### The request
Gather up every line from the entries below that uses the word "Login".

## START Dataset rows

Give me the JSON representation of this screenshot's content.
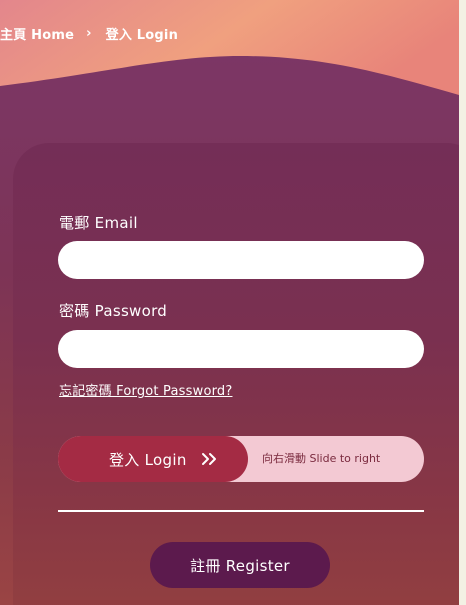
{
  "breadcrumb": {
    "home_label": "主頁 Home",
    "separator": "›",
    "current_label": "登入 Login"
  },
  "form": {
    "email_label": "電郵 Email",
    "email_value": "",
    "password_label": "密碼 Password",
    "password_value": "",
    "forgot_label": "忘記密碼 Forgot Password?"
  },
  "slider": {
    "handle_label": "登入 Login",
    "hint": "向右滑動 Slide to right"
  },
  "register": {
    "label": "註冊 Register"
  },
  "colors": {
    "header_gradient_start": "#f1a27f",
    "header_gradient_end": "#e07f76",
    "card": "#7a3050",
    "slider_handle": "#a42b44",
    "slider_track": "#f3c9d3",
    "register_button": "#5c1a4d"
  }
}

## END Dataset rows

### Result of the exercise
    "current_label": "登入 Login"
    "handle_label": "登入 Login",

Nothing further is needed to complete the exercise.